**SOURCE DATA:**
<<<<

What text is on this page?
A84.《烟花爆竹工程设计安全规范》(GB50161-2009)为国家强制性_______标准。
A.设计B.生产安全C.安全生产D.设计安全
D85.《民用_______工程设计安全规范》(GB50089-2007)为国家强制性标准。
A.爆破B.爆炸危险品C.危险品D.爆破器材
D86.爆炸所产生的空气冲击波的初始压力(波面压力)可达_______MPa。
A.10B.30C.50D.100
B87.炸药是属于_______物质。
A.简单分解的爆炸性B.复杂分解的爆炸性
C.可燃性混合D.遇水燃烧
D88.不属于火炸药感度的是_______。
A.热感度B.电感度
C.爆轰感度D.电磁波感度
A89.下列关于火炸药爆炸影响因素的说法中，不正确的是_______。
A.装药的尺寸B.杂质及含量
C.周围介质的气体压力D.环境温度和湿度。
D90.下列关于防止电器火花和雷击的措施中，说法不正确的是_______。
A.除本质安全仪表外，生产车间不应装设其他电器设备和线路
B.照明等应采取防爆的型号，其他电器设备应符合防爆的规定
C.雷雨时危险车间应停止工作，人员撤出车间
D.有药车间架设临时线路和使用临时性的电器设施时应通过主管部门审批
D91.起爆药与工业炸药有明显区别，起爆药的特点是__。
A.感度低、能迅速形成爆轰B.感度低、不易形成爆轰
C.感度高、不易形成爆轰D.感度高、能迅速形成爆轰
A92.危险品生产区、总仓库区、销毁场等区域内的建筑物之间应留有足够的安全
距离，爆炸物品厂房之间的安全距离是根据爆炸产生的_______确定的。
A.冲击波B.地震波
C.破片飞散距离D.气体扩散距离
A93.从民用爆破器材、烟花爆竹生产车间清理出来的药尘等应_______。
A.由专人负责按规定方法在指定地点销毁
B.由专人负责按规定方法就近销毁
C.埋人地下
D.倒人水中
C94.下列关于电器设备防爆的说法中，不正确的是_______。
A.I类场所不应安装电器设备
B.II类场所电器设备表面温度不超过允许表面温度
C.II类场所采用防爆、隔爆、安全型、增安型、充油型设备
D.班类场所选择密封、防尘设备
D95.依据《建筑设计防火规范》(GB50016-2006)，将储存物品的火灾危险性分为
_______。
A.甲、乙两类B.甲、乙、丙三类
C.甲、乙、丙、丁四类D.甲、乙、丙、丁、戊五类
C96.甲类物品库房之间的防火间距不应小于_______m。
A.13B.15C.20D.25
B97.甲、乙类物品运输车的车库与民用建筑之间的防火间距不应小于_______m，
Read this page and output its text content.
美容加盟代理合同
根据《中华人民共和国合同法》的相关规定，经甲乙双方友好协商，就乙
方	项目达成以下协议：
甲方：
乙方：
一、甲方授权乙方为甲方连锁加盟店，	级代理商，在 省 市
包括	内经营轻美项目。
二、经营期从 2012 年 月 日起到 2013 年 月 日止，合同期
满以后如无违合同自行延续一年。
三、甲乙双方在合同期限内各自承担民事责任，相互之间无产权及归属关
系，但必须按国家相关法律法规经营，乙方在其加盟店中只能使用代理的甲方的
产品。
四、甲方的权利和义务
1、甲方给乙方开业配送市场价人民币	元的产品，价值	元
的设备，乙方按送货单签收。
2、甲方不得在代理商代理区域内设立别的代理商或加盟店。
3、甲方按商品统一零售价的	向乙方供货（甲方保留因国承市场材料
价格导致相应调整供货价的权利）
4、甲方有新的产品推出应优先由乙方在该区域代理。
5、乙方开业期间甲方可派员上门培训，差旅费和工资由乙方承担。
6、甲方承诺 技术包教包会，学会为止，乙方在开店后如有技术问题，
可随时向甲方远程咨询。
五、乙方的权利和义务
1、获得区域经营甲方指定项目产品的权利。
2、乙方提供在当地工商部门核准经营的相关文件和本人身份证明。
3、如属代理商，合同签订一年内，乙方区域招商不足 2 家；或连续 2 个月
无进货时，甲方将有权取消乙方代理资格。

>>>>

**GOAL OF THE EXERCISE:** Every entry in the listing must be retyped exactly.

**SOLUTION:**
What text is on this page?
A84.《烟花爆竹工程设计安全规范》(GB50161-2009)为国家强制性_______标准。
A.设计B.生产安全C.安全生产D.设计安全
D85.《民用_______工程设计安全规范》(GB50089-2007)为国家强制性标准。
A.爆破B.爆炸危险品C.危险品D.爆破器材
D86.爆炸所产生的空气冲击波的初始压力(波面压力)可达_______MPa。
A.10B.30C.50D.100
B87.炸药是属于_______物质。
A.简单分解的爆炸性B.复杂分解的爆炸性
C.可燃性混合D.遇水燃烧
D88.不属于火炸药感度的是_______。
A.热感度B.电感度
C.爆轰感度D.电磁波感度
A89.下列关于火炸药爆炸影响因素的说法中，不正确的是_______。
A.装药的尺寸B.杂质及含量
C.周围介质的气体压力D.环境温度和湿度。
D90.下列关于防止电器火花和雷击的措施中，说法不正确的是_______。
A.除本质安全仪表外，生产车间不应装设其他电器设备和线路
B.照明等应采取防爆的型号，其他电器设备应符合防爆的规定
C.雷雨时危险车间应停止工作，人员撤出车间
D.有药车间架设临时线路和使用临时性的电器设施时应通过主管部门审批
D91.起爆药与工业炸药有明显区别，起爆药的特点是__。
A.感度低、能迅速形成爆轰B.感度低、不易形成爆轰
C.感度高、不易形成爆轰D.感度高、能迅速形成爆轰
A92.危险品生产区、总仓库区、销毁场等区域内的建筑物之间应留有足够的安全
距离，爆炸物品厂房之间的安全距离是根据爆炸产生的_______确定的。
A.冲击波B.地震波
C.破片飞散距离D.气体扩散距离
A93.从民用爆破器材、烟花爆竹生产车间清理出来的药尘等应_______。
A.由专人负责按规定方法在指定地点销毁
B.由专人负责按规定方法就近销毁
C.埋人地下
D.倒人水中
C94.下列关于电器设备防爆的说法中，不正确的是_______。
A.I类场所不应安装电器设备
B.II类场所电器设备表面温度不超过允许表面温度
C.II类场所采用防爆、隔爆、安全型、增安型、充油型设备
D.班类场所选择密封、防尘设备
D95.依据《建筑设计防火规范》(GB50016-2006)，将储存物品的火灾危险性分为
_______。
A.甲、乙两类B.甲、乙、丙三类
C.甲、乙、丙、丁四类D.甲、乙、丙、丁、戊五类
C96.甲类物品库房之间的防火间距不应小于_______m。
A.13B.15C.20D.25
B97.甲、乙类物品运输车的车库与民用建筑之间的防火间距不应小于_______m，
Read this page and output its text content.
美容加盟代理合同
根据《中华人民共和国合同法》的相关规定，经甲乙双方友好协商，就乙
方	项目达成以下协议：
甲方：
乙方：
一、甲方授权乙方为甲方连锁加盟店，	级代理商，在 省 市
包括	内经营轻美项目。
二、经营期从 2012 年 月 日起到 2013 年 月 日止，合同期
满以后如无违合同自行延续一年。
三、甲乙双方在合同期限内各自承担民事责任，相互之间无产权及归属关
系，但必须按国家相关法律法规经营，乙方在其加盟店中只能使用代理的甲方的
产品。
四、甲方的权利和义务
1、甲方给乙方开业配送市场价人民币	元的产品，价值	元
的设备，乙方按送货单签收。
2、甲方不得在代理商代理区域内设立别的代理商或加盟店。
3、甲方按商品统一零售价的	向乙方供货（甲方保留因国承市场材料
价格导致相应调整供货价的权利）
4、甲方有新的产品推出应优先由乙方在该区域代理。
5、乙方开业期间甲方可派员上门培训，差旅费和工资由乙方承担。
6、甲方承诺 技术包教包会，学会为止，乙方在开店后如有技术问题，
可随时向甲方远程咨询。
五、乙方的权利和义务
1、获得区域经营甲方指定项目产品的权利。
2、乙方提供在当地工商部门核准经营的相关文件和本人身份证明。
3、如属代理商，合同签订一年内，乙方区域招商不足 2 家；或连续 2 个月
无进货时，甲方将有权取消乙方代理资格。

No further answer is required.